**What to produce:**
Repeat the whole listing exactly.
-- Stored records start --
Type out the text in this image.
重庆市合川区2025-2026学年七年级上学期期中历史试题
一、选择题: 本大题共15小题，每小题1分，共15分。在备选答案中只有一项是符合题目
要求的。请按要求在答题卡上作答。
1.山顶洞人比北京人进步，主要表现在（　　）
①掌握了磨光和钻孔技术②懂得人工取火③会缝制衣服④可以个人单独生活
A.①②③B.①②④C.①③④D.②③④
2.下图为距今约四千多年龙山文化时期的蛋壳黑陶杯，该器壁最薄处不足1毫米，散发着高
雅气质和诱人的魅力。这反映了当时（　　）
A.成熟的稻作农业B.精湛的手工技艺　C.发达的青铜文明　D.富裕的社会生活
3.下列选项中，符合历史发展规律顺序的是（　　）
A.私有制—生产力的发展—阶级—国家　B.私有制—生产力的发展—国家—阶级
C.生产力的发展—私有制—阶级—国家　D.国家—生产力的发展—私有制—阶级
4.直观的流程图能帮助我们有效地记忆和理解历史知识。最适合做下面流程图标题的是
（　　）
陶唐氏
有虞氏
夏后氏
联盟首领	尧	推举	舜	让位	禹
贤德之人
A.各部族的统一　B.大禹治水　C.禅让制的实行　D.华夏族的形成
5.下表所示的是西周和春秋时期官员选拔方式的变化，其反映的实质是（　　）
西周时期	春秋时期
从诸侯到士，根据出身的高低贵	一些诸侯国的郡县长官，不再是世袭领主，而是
-- Stored records end --
**Task result:**
Type out the text in this image.
重庆市合川区2025-2026学年七年级上学期期中历史试题
一、选择题: 本大题共15小题，每小题1分，共15分。在备选答案中只有一项是符合题目
要求的。请按要求在答题卡上作答。
1.山顶洞人比北京人进步，主要表现在（　　）
①掌握了磨光和钻孔技术②懂得人工取火③会缝制衣服④可以个人单独生活
A.①②③B.①②④C.①③④D.②③④
2.下图为距今约四千多年龙山文化时期的蛋壳黑陶杯，该器壁最薄处不足1毫米，散发着高
雅气质和诱人的魅力。这反映了当时（　　）
A.成熟的稻作农业B.精湛的手工技艺　C.发达的青铜文明　D.富裕的社会生活
3.下列选项中，符合历史发展规律顺序的是（　　）
A.私有制—生产力的发展—阶级—国家　B.私有制—生产力的发展—国家—阶级
C.生产力的发展—私有制—阶级—国家　D.国家—生产力的发展—私有制—阶级
4.直观的流程图能帮助我们有效地记忆和理解历史知识。最适合做下面流程图标题的是
（　　）
陶唐氏
有虞氏
夏后氏
联盟首领	尧	推举	舜	让位	禹
贤德之人
A.各部族的统一　B.大禹治水　C.禅让制的实行　D.华夏族的形成
5.下表所示的是西周和春秋时期官员选拔方式的变化，其反映的实质是（　　）
西周时期	春秋时期
从诸侯到士，根据出身的高低贵	一些诸侯国的郡县长官，不再是世袭领主，而是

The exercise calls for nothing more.